╭─ Extracted entries
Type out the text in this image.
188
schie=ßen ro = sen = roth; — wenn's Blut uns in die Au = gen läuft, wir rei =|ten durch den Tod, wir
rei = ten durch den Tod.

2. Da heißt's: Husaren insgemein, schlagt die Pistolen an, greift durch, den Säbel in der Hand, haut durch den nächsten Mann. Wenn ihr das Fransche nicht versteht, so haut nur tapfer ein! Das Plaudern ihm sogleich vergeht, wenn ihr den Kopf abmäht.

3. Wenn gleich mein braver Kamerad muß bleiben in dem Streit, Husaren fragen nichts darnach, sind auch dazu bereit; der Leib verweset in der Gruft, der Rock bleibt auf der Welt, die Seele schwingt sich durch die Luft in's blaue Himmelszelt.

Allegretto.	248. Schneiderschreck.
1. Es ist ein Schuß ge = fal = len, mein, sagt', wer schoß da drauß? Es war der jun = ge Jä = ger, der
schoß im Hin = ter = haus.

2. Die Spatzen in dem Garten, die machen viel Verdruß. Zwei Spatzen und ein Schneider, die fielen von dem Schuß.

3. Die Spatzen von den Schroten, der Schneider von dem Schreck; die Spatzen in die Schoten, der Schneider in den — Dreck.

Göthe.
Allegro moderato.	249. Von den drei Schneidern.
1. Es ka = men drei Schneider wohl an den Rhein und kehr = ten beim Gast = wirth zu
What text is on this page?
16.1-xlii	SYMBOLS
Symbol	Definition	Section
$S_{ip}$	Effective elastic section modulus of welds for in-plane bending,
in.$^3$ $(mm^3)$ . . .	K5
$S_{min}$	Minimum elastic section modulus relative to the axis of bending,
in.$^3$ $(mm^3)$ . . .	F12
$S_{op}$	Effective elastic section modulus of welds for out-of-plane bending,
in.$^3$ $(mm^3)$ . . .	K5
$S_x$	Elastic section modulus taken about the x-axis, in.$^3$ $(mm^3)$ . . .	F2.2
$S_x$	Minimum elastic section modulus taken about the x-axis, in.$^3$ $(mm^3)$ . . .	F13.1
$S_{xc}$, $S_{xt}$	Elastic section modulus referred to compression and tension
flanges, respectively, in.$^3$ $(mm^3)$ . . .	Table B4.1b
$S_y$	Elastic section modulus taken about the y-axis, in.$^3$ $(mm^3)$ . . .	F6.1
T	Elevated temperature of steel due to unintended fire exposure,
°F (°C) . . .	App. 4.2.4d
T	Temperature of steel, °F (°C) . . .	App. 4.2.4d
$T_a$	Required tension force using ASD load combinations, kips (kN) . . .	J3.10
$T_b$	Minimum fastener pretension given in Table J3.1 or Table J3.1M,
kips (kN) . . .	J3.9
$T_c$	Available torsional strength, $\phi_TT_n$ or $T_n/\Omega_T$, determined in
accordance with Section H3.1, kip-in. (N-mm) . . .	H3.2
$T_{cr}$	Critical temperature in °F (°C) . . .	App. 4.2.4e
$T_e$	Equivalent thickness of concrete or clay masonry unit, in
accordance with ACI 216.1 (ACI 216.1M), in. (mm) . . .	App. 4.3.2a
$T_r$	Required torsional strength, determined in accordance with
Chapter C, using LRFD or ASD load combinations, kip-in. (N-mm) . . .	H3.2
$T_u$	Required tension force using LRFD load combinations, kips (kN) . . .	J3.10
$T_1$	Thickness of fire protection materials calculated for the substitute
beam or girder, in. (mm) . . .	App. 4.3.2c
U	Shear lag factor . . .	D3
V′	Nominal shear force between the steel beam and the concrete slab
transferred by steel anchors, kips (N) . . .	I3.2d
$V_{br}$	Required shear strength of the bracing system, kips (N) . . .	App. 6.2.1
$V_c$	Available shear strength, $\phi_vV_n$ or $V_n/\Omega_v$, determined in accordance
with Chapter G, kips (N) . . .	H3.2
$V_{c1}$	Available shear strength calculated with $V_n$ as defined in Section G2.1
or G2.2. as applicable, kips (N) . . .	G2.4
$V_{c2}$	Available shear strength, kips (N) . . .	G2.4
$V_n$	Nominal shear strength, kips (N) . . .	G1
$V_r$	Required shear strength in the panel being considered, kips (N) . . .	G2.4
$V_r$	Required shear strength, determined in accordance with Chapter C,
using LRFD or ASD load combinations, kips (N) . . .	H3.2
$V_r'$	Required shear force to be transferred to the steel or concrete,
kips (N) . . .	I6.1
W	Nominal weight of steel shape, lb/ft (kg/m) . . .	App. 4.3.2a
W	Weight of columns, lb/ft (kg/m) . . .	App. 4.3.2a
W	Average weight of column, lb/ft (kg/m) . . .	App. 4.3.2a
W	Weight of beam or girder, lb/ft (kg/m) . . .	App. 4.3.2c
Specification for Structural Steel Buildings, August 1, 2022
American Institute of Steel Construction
╰─
╭─ Extracted entries
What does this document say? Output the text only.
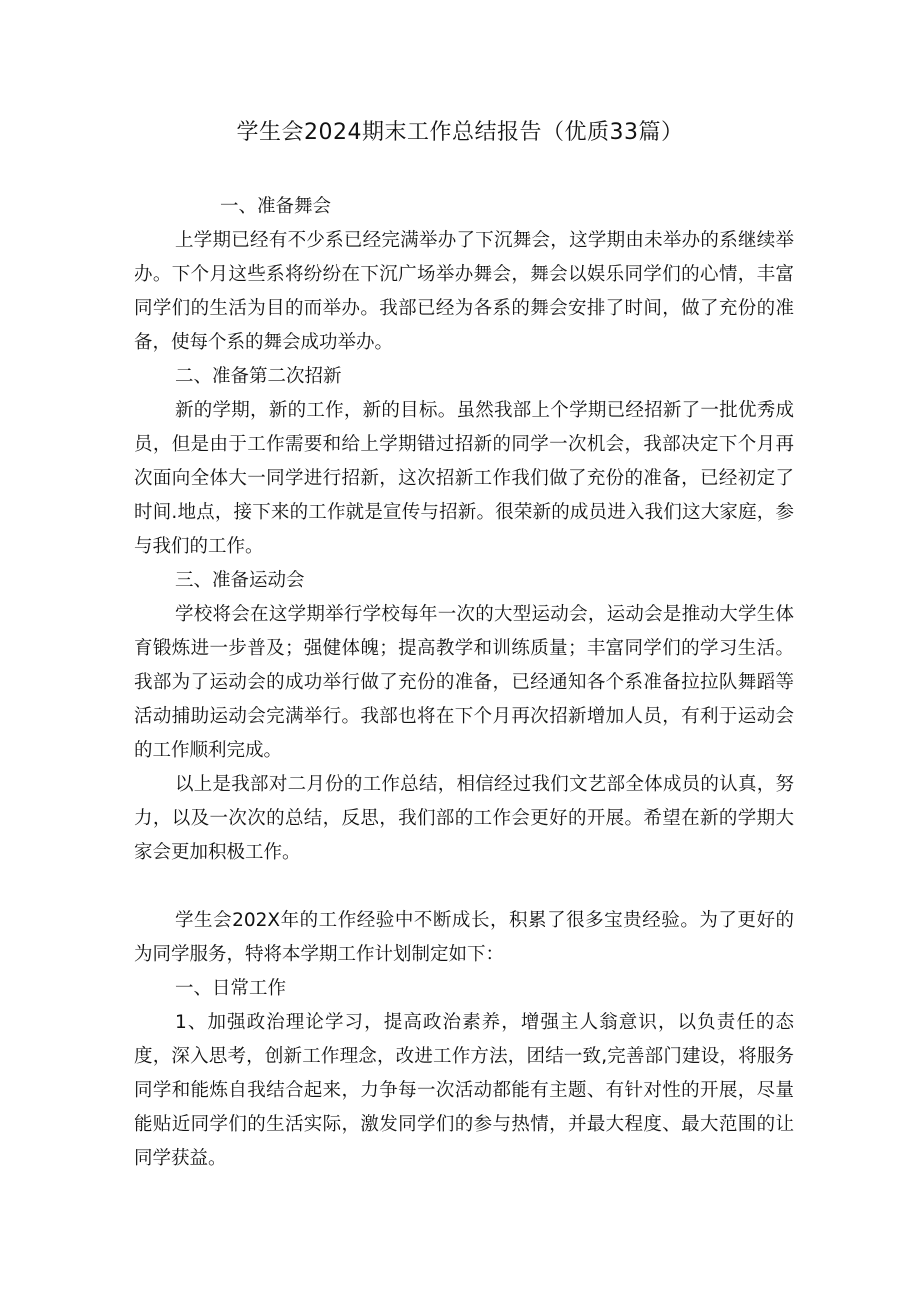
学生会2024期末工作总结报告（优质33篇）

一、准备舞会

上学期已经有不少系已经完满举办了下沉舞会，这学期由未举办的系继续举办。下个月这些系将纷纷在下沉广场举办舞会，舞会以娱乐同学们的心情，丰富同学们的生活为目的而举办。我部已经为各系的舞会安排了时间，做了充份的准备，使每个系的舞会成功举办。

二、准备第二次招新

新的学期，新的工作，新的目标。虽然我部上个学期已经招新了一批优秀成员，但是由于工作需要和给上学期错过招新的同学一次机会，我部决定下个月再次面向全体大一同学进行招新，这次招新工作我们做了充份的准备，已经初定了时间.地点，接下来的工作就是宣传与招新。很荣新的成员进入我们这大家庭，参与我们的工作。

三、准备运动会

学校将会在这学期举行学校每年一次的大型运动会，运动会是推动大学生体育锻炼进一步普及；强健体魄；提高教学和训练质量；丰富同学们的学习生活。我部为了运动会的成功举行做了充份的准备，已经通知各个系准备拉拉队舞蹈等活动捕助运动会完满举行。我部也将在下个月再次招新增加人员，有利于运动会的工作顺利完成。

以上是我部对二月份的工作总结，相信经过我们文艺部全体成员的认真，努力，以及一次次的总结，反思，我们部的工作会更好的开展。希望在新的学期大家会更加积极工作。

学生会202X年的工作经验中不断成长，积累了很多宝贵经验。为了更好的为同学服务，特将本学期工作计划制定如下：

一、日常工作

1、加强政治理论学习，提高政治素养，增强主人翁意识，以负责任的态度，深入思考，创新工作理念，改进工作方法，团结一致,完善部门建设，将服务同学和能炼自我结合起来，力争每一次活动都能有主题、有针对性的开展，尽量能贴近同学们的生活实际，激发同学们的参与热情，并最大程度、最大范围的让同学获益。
╰─
• _Exercise directions_
Gather from the data above every line with the string "What".

• _Final answer_
What text is on this page?
What does this document say? Output the text only.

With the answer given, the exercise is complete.